Copy every line of the following data that includes the string "Dolandırıcılığı".

**** Data excerpts ****

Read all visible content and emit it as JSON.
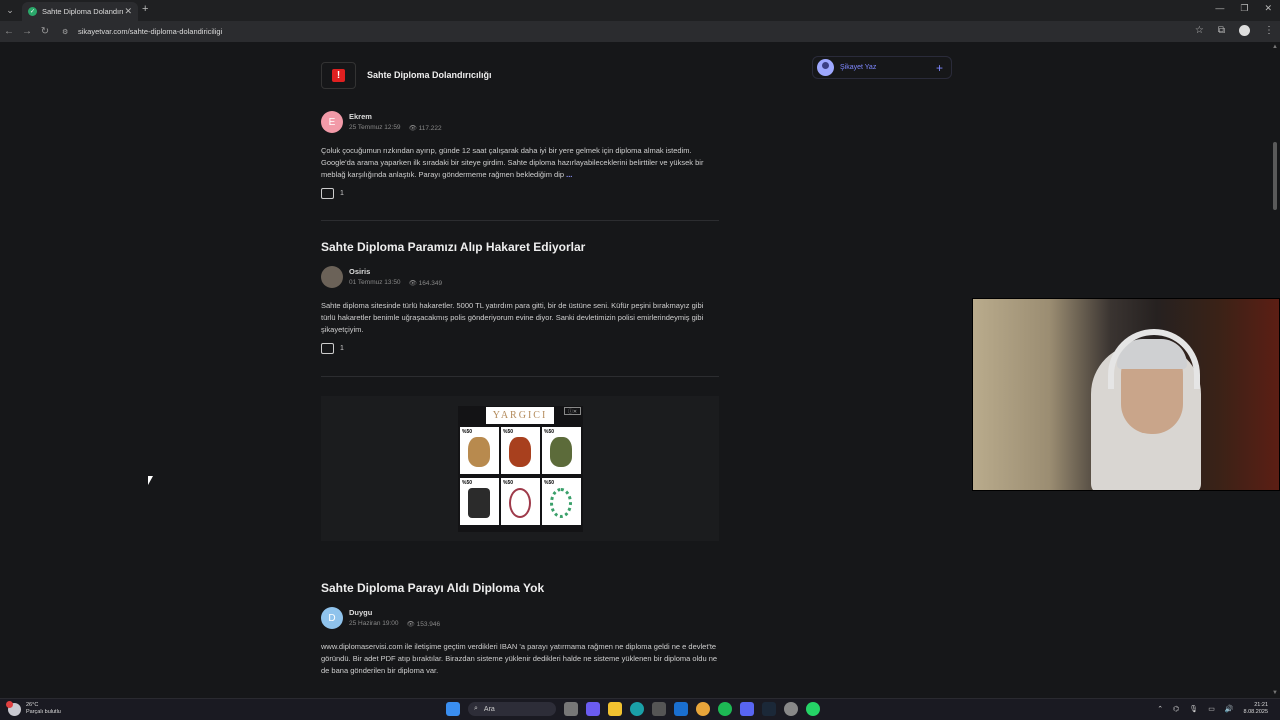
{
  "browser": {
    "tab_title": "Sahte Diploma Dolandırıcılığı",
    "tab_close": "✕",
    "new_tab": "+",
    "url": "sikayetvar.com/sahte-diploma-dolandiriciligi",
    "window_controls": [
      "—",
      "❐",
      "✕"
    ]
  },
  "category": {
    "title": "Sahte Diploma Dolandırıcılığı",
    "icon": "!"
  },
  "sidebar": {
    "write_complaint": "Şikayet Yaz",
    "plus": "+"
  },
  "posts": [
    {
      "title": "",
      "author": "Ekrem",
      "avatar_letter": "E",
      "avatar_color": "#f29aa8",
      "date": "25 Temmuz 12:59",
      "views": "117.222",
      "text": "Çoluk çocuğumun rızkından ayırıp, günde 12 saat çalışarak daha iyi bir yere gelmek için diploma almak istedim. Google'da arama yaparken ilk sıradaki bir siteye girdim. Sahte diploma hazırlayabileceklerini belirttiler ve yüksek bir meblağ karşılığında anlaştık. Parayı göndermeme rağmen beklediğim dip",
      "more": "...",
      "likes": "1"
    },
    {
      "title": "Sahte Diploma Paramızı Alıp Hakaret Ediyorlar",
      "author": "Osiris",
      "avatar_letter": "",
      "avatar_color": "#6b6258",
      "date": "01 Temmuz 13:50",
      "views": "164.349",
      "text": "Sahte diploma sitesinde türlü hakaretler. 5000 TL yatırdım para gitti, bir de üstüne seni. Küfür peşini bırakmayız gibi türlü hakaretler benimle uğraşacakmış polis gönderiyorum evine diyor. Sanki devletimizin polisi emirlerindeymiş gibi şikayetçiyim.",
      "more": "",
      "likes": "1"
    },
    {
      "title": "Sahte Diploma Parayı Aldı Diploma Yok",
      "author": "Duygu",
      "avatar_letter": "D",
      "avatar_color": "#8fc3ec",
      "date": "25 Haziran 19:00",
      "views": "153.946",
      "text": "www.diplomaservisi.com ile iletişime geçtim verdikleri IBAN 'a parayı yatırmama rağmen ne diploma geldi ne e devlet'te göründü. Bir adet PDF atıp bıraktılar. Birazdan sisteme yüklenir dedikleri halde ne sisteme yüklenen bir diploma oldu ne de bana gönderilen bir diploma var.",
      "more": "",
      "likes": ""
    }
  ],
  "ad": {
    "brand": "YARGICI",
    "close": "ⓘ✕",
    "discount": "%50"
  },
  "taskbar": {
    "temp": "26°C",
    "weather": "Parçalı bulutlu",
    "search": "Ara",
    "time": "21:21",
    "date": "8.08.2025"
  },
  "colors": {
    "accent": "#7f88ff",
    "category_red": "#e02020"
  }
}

****
**** Data excerpts ****

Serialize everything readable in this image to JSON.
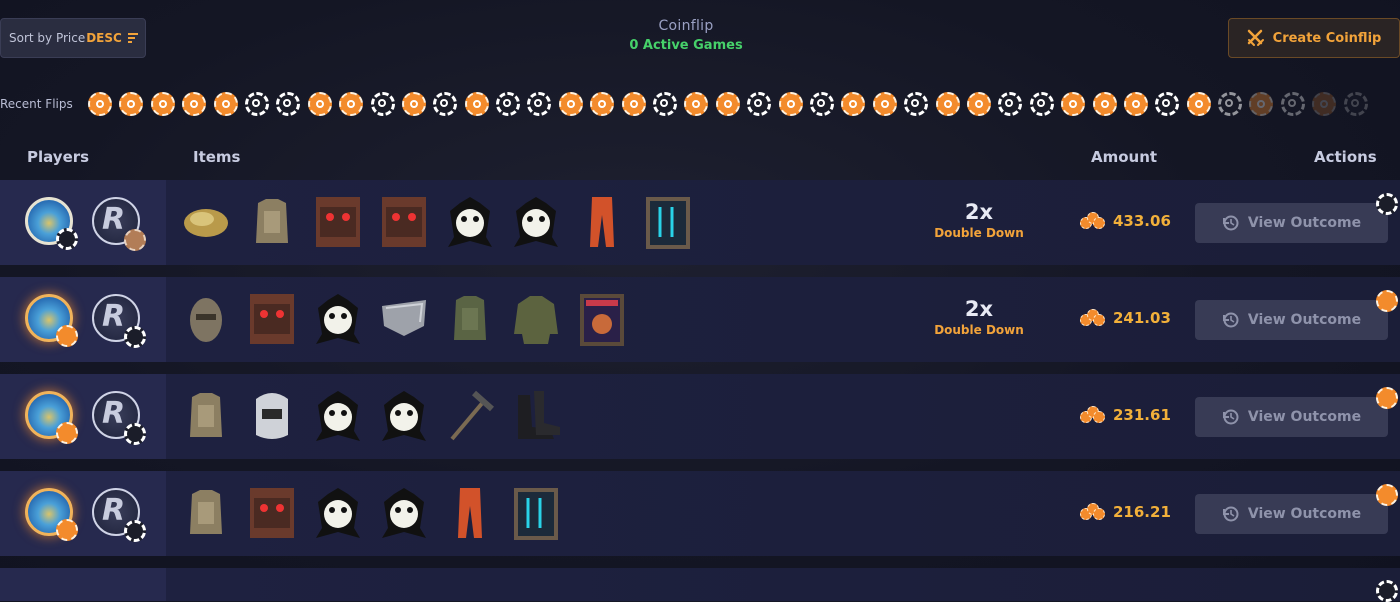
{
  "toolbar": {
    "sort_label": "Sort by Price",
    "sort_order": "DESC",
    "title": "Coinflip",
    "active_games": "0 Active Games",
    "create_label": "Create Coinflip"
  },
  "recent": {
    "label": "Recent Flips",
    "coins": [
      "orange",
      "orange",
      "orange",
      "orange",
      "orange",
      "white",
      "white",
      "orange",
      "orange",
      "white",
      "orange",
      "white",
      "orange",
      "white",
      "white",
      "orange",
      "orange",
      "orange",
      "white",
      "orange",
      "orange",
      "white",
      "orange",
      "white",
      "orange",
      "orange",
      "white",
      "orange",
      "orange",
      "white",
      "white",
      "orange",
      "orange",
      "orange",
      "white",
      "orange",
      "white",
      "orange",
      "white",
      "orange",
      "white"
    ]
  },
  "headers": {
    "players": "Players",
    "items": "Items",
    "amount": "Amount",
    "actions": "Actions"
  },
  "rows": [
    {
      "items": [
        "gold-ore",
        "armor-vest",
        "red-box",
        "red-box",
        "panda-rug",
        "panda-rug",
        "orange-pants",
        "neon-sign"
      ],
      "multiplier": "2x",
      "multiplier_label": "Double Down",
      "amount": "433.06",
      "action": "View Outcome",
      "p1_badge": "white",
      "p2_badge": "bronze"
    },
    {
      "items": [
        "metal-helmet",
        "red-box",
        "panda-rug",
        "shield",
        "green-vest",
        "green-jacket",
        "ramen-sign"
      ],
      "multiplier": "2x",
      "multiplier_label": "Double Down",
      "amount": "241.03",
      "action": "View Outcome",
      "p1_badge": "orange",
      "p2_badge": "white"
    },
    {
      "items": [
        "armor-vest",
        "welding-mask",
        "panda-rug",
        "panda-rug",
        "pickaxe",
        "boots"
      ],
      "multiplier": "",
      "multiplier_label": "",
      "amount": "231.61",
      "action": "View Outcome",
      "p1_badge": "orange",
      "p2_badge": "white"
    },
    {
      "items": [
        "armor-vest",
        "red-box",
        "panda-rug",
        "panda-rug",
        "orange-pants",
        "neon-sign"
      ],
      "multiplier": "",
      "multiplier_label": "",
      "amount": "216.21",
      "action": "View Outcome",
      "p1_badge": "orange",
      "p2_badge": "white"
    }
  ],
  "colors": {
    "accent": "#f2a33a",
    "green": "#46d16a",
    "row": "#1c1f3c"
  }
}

****

- _Expected output_:
    "tab_title": "Sahte Diploma Dolandırıcılığı",
    "title": "Sahte Diploma Dolandırıcılığı",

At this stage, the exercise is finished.